- [WHAT IS BEING ASKED]
Reproduce the records below in their entirety, character for character.

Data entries
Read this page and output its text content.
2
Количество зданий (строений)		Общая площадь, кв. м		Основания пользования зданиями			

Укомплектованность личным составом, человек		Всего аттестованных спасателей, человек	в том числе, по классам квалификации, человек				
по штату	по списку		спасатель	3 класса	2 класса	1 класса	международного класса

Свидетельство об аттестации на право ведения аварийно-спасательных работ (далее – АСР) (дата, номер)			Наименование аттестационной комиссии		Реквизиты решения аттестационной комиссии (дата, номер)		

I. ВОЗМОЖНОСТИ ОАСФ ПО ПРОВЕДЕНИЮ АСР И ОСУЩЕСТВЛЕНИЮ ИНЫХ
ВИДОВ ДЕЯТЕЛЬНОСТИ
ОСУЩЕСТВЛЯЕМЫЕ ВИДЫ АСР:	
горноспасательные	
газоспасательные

- [COMPLETE RESPONSE]
Read this page and output its text content.
2
Количество зданий (строений)		Общая площадь, кв. м		Основания пользования зданиями			

Укомплектованность личным составом, человек		Всего аттестованных спасателей, человек	в том числе, по классам квалификации, человек				
по штату	по списку		спасатель	3 класса	2 класса	1 класса	международного класса

Свидетельство об аттестации на право ведения аварийно-спасательных работ (далее – АСР) (дата, номер)			Наименование аттестационной комиссии		Реквизиты решения аттестационной комиссии (дата, номер)		

I. ВОЗМОЖНОСТИ ОАСФ ПО ПРОВЕДЕНИЮ АСР И ОСУЩЕСТВЛЕНИЮ ИНЫХ
ВИДОВ ДЕЯТЕЛЬНОСТИ
ОСУЩЕСТВЛЯЕМЫЕ ВИДЫ АСР:	
горноспасательные	
газоспасательные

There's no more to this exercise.